• **What you have to do**
Write out every line below that includes the word "text".

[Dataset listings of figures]
──────────

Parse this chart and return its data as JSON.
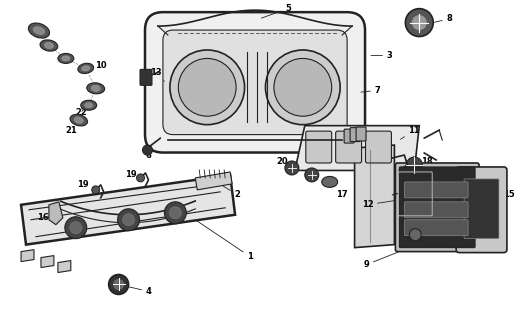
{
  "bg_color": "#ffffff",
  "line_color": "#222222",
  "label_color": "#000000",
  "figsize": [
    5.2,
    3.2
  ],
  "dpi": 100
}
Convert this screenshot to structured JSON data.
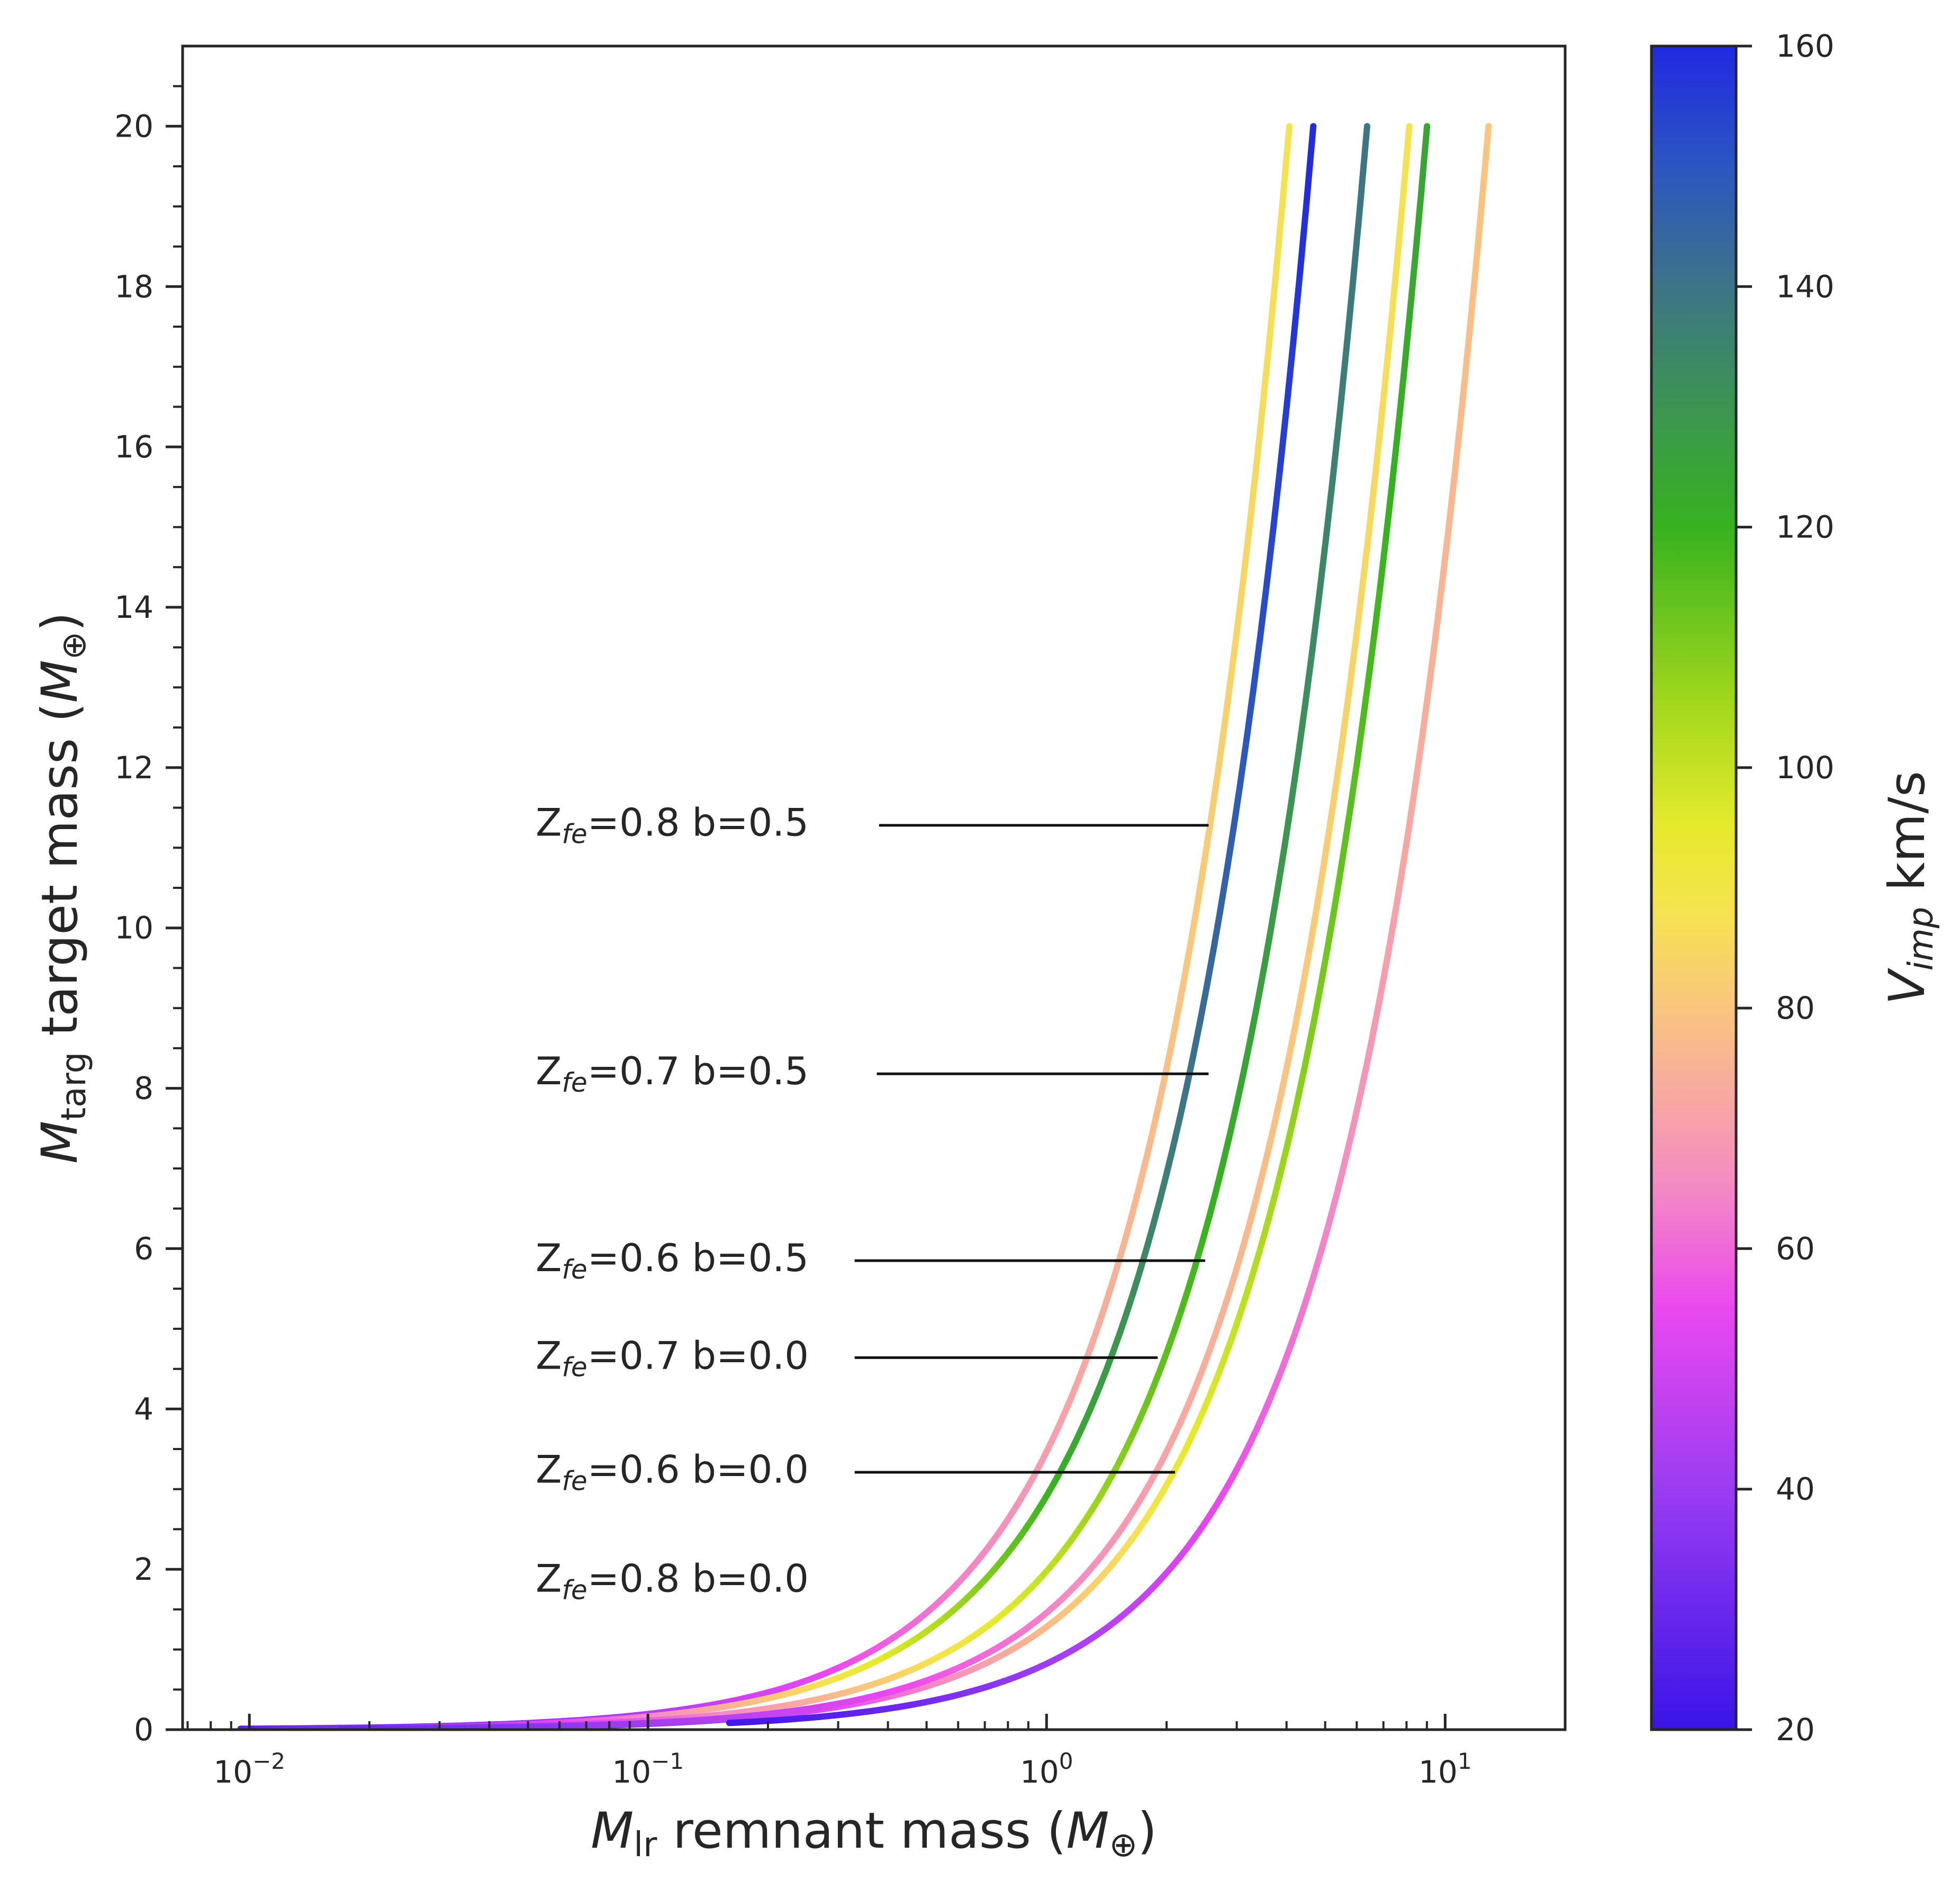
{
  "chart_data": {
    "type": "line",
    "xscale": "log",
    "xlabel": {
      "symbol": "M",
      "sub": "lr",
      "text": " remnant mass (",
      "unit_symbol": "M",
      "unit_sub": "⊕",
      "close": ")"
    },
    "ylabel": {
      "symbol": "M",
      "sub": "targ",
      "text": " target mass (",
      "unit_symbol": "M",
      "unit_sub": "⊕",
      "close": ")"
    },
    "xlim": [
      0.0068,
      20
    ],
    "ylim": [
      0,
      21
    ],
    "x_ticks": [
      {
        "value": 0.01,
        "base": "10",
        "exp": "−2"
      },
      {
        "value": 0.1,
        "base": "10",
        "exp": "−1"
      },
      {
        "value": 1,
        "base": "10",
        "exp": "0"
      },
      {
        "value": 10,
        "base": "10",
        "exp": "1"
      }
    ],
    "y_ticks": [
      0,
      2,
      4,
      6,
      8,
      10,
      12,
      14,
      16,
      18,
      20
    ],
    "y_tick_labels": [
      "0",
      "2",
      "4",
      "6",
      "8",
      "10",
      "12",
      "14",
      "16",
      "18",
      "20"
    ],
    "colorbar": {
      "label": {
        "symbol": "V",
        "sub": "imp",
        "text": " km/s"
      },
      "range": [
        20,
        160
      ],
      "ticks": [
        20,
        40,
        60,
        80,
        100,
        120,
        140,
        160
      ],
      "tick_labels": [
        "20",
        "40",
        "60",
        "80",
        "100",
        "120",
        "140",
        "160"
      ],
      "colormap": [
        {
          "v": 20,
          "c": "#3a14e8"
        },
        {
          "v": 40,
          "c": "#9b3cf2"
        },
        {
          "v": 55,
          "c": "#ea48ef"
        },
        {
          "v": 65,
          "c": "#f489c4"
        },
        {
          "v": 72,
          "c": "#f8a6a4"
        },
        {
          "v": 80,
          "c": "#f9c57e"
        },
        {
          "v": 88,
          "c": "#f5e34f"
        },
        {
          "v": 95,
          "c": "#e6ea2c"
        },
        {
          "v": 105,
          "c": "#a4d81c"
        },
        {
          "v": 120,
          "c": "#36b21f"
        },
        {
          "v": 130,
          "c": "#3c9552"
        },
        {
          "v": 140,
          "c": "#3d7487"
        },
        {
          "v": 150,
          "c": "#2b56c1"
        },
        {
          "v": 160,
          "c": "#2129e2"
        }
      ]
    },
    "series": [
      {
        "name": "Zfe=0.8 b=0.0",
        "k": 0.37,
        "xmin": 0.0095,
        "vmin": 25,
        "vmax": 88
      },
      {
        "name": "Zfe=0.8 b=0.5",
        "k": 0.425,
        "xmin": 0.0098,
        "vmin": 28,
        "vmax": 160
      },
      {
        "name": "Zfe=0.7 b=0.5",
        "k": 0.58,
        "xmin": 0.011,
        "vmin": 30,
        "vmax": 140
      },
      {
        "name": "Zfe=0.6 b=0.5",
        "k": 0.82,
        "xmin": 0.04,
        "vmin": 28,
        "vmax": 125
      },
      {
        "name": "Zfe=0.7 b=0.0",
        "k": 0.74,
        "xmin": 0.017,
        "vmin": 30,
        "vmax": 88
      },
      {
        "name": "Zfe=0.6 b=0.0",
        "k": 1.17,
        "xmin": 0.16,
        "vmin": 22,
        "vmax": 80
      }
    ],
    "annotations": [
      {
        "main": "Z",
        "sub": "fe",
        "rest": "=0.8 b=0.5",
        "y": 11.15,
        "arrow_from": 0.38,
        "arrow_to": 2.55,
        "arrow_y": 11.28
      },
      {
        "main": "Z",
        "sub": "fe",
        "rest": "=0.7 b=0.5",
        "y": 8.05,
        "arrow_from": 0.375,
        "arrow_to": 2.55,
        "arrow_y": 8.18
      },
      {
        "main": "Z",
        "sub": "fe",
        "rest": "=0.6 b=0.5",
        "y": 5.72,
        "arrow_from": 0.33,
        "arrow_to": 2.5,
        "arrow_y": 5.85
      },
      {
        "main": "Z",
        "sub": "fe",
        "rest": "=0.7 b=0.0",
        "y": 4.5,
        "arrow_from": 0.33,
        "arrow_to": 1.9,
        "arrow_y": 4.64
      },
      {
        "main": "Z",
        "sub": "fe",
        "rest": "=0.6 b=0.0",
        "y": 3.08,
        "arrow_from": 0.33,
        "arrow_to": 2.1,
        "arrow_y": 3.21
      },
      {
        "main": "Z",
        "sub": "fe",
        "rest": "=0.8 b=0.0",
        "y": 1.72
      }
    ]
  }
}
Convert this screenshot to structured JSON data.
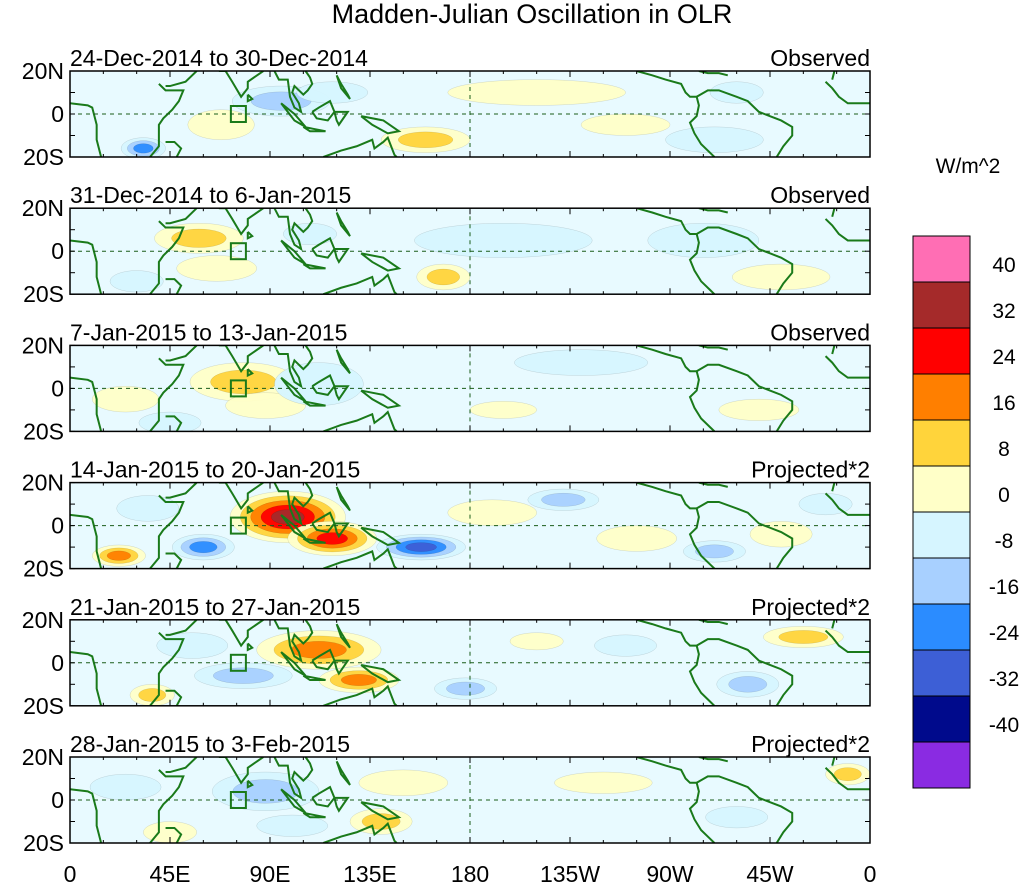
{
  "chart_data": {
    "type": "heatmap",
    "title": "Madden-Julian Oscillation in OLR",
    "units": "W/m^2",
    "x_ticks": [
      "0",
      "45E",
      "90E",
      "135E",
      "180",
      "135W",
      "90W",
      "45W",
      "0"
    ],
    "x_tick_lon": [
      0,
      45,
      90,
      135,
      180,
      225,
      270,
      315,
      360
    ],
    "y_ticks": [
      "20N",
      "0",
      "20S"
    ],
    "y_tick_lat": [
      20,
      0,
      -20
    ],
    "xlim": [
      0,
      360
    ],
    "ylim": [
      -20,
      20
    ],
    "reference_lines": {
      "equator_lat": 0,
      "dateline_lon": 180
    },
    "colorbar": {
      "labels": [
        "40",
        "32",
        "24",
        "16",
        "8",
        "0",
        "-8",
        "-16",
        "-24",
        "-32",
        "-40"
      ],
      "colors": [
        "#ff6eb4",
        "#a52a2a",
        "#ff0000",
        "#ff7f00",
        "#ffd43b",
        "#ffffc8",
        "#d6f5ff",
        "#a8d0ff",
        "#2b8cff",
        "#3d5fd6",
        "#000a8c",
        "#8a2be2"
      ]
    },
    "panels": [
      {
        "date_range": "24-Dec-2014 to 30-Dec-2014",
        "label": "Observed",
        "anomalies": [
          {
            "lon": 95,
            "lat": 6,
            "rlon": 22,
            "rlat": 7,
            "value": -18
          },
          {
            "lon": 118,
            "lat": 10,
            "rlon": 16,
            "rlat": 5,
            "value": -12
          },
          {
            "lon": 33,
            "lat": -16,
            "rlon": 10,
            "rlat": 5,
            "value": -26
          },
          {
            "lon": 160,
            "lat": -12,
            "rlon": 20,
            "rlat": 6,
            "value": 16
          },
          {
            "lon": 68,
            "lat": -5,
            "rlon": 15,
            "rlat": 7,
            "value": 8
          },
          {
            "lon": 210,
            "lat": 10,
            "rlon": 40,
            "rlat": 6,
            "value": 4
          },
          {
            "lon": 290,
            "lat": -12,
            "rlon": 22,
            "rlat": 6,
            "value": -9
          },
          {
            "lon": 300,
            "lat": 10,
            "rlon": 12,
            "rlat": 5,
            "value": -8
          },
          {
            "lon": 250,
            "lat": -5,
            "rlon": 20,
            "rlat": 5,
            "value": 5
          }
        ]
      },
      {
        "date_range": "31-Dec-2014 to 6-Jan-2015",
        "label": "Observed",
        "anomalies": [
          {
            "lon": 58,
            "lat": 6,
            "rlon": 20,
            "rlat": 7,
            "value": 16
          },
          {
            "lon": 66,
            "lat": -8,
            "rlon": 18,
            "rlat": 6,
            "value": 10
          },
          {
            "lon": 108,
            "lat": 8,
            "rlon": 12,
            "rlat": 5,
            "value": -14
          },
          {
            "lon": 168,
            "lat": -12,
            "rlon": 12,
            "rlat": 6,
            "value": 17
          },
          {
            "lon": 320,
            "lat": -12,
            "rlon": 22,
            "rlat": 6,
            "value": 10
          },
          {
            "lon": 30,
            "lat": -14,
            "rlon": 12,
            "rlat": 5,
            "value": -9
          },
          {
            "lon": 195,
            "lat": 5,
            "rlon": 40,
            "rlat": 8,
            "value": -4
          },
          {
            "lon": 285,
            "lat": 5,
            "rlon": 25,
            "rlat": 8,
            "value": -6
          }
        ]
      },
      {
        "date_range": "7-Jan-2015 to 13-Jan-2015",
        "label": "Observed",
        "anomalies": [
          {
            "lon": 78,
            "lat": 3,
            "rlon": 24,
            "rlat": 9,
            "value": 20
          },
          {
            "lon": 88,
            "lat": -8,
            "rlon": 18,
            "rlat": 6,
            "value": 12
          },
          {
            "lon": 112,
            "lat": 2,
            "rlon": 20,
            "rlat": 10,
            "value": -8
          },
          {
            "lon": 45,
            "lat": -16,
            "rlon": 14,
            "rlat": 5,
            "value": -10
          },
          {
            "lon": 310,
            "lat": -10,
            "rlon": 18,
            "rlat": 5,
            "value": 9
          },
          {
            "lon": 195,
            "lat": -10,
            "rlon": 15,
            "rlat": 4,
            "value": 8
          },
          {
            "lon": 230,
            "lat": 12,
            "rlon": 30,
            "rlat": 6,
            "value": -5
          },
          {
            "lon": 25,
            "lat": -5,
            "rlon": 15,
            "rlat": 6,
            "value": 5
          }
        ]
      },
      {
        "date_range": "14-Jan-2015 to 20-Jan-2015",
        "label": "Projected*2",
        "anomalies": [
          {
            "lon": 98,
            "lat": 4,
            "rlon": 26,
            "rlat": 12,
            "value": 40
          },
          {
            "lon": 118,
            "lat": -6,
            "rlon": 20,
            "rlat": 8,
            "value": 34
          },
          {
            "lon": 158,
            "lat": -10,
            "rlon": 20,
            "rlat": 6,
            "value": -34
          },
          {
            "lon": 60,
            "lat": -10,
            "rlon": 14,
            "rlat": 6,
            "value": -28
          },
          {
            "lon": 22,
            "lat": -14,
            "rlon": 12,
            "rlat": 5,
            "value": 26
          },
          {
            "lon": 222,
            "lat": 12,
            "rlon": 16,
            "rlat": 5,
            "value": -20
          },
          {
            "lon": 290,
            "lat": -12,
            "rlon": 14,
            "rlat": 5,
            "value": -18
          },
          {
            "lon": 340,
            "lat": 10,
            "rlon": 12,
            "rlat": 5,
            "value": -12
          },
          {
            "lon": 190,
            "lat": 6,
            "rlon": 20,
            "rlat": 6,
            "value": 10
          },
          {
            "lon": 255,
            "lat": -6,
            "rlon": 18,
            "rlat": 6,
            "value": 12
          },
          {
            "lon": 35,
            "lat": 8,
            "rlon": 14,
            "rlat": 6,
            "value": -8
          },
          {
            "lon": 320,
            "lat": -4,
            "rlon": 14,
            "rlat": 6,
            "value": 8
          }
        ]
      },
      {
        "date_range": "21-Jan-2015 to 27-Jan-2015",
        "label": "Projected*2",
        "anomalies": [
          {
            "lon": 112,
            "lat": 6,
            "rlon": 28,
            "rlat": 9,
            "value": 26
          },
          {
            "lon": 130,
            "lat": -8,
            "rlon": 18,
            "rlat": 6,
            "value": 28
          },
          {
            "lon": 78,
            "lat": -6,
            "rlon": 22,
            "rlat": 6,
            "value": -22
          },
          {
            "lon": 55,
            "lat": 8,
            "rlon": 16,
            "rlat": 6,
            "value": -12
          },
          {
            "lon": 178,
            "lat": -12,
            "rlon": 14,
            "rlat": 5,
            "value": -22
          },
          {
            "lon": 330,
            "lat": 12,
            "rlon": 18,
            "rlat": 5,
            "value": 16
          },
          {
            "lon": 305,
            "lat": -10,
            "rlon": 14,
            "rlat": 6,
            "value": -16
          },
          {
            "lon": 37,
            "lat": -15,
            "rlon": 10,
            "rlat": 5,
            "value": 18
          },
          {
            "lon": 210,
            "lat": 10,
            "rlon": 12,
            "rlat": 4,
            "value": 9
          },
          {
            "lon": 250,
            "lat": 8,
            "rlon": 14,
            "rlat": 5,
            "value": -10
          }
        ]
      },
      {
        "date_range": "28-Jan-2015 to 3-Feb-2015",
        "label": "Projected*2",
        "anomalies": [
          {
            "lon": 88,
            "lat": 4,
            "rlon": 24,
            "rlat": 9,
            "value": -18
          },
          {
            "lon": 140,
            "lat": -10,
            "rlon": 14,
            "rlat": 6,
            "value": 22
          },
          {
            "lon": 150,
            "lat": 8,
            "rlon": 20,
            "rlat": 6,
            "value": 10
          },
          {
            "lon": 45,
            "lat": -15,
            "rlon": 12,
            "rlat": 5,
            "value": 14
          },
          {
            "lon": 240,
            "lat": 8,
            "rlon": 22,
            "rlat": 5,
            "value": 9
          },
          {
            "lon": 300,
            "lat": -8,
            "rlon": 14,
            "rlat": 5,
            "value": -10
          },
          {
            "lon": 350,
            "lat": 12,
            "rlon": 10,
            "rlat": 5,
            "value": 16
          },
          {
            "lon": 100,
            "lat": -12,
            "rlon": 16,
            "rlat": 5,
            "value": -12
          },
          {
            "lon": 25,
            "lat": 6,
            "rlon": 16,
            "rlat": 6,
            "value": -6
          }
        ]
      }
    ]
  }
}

──────────

• **Completed task**
      "text": " remnant mass (",
      "text": " target mass (",
        "text": " km/s"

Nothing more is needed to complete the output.